◆ **What the exercise asks**
Search the data for the string "bedöms" and extract every line where it appears.

◆ **Provided material**
┏━━
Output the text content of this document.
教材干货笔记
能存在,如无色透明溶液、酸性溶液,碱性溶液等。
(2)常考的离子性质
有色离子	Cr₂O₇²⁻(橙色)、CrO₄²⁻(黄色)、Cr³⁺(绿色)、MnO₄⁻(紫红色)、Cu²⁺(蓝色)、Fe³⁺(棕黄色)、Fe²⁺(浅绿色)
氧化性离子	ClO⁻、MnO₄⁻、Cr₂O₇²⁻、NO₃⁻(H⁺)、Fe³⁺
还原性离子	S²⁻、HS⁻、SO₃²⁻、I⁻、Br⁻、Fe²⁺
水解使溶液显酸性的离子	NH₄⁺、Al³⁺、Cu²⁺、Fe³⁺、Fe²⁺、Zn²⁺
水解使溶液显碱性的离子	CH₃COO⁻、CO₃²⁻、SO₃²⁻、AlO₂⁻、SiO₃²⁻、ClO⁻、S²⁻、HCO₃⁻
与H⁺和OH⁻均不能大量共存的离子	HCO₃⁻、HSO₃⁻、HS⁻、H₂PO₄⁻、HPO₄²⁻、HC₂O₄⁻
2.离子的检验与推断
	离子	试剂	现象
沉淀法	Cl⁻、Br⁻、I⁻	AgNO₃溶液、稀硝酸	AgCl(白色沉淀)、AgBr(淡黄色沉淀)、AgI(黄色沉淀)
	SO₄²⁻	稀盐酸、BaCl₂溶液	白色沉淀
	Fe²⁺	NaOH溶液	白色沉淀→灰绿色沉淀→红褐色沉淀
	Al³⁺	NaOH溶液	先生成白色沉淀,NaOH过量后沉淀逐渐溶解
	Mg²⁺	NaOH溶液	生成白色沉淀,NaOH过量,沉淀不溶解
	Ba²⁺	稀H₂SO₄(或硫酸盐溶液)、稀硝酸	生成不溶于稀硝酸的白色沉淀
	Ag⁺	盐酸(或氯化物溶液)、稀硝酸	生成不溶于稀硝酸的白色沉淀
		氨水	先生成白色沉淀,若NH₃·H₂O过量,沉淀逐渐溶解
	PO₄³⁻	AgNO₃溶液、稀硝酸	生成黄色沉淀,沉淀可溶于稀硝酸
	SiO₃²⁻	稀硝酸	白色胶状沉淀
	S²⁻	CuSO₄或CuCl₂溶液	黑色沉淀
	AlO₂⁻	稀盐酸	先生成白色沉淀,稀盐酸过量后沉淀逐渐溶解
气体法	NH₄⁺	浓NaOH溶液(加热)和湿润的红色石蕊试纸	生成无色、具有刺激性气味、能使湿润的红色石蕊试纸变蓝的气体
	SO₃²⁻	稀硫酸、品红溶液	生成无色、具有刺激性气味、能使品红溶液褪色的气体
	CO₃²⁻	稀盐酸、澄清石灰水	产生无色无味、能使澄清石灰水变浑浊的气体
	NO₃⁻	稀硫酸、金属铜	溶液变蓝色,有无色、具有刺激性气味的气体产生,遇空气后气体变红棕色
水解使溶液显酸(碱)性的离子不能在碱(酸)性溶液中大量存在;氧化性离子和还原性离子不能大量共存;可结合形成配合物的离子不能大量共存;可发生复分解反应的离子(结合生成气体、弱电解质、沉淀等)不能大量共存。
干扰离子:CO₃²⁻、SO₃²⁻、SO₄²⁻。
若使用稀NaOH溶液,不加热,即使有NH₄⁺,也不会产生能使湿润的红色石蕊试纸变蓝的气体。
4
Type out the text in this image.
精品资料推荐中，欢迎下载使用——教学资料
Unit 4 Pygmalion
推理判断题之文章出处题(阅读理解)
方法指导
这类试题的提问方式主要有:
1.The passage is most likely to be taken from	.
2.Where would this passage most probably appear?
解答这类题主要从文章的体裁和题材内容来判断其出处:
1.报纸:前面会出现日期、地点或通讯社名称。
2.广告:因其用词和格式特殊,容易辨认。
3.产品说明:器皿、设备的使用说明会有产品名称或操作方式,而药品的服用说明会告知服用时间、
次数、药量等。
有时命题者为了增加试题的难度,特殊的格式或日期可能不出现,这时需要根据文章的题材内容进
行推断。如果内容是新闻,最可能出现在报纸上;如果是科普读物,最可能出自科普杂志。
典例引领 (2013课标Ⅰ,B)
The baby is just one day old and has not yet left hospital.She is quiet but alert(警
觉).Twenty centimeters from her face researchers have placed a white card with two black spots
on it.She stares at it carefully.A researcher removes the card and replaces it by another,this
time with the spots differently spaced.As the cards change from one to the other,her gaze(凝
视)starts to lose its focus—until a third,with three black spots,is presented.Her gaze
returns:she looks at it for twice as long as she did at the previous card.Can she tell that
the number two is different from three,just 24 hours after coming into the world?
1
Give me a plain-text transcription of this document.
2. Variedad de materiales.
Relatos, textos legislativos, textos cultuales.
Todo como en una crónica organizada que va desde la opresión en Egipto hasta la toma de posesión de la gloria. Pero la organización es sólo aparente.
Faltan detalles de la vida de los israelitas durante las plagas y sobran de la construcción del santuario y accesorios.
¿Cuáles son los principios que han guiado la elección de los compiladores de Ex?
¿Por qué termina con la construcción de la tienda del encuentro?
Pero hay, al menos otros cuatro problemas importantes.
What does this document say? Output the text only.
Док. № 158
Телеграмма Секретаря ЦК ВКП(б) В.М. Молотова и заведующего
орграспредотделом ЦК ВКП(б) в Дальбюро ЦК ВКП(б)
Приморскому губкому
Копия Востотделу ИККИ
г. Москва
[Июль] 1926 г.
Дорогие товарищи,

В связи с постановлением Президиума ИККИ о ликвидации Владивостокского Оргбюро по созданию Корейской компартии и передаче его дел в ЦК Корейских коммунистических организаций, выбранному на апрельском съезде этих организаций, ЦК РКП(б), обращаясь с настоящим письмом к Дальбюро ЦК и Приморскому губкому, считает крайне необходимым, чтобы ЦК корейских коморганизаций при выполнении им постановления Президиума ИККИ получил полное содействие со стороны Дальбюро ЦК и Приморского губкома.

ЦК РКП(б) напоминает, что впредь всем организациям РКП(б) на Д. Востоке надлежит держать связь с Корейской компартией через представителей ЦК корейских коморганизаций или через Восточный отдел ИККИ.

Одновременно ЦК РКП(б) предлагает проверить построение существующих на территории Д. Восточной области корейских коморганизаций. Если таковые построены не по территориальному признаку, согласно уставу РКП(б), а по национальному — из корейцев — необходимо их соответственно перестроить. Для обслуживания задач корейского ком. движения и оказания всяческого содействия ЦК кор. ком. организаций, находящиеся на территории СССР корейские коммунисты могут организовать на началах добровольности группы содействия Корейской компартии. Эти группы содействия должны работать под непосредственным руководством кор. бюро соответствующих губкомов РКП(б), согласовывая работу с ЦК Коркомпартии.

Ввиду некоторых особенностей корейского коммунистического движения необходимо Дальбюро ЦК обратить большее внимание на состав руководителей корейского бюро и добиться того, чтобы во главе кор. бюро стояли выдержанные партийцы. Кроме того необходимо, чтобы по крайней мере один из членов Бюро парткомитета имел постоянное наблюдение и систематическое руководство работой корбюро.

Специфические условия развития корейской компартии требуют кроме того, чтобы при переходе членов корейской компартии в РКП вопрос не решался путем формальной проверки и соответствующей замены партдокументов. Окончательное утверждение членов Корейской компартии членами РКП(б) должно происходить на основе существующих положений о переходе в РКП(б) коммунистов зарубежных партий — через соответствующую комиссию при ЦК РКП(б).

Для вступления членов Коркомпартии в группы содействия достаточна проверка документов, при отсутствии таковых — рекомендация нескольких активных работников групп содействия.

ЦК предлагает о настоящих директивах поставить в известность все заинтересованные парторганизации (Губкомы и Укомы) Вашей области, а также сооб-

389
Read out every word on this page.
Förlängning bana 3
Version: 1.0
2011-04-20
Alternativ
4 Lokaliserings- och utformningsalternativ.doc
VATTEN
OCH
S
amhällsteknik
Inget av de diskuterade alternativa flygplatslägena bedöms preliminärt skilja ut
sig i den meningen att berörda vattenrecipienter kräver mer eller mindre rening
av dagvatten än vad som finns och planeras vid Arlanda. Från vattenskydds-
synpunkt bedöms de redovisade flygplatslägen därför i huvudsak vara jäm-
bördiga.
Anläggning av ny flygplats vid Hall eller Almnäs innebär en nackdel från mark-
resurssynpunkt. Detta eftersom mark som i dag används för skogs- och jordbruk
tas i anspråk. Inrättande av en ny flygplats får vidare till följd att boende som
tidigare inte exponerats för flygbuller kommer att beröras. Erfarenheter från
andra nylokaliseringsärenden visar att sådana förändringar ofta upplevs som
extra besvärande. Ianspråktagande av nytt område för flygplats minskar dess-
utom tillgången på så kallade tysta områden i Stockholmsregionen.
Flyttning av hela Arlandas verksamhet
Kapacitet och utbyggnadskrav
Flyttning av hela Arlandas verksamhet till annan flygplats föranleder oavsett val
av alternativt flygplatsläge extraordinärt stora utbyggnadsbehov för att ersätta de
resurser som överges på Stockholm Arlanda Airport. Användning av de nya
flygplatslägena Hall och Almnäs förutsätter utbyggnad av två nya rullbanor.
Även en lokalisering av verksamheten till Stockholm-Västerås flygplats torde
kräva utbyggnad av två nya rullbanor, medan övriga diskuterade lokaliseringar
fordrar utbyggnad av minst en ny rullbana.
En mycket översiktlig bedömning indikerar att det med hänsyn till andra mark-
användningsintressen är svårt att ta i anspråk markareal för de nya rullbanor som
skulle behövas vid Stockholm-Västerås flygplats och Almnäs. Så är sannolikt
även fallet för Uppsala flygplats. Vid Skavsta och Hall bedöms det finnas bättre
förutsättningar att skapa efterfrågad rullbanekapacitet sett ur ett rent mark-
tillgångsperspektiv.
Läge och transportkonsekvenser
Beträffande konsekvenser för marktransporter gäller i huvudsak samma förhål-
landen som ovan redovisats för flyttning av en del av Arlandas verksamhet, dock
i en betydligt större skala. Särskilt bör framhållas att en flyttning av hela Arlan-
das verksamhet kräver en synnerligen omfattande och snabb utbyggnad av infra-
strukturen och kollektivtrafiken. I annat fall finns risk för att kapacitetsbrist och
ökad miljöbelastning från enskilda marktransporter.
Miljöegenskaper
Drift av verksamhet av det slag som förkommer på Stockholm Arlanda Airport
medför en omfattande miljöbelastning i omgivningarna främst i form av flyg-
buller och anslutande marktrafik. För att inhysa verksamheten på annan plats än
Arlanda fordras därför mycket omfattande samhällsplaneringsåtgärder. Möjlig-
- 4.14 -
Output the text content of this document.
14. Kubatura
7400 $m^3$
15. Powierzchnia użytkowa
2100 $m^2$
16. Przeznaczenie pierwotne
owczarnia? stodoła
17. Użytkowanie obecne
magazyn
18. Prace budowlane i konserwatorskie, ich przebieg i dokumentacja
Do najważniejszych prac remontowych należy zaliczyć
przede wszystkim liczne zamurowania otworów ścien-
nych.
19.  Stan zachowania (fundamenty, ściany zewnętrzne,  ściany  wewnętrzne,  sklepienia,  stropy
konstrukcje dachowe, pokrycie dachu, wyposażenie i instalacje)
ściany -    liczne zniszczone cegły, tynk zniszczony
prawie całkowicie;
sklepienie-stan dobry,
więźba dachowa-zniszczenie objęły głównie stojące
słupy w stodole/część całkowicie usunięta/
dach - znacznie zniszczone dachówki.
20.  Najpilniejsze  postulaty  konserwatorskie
┗━━
◆ **Solution to this problem**
Inget av de diskuterade alternativa flygplatslägena bedöms preliminärt skilja ut
synpunkt bedöms de redovisade flygplatslägen därför i huvudsak vara jäm-
även fallet för Uppsala flygplats. Vid Skavsta och Hall bedöms det finnas bättre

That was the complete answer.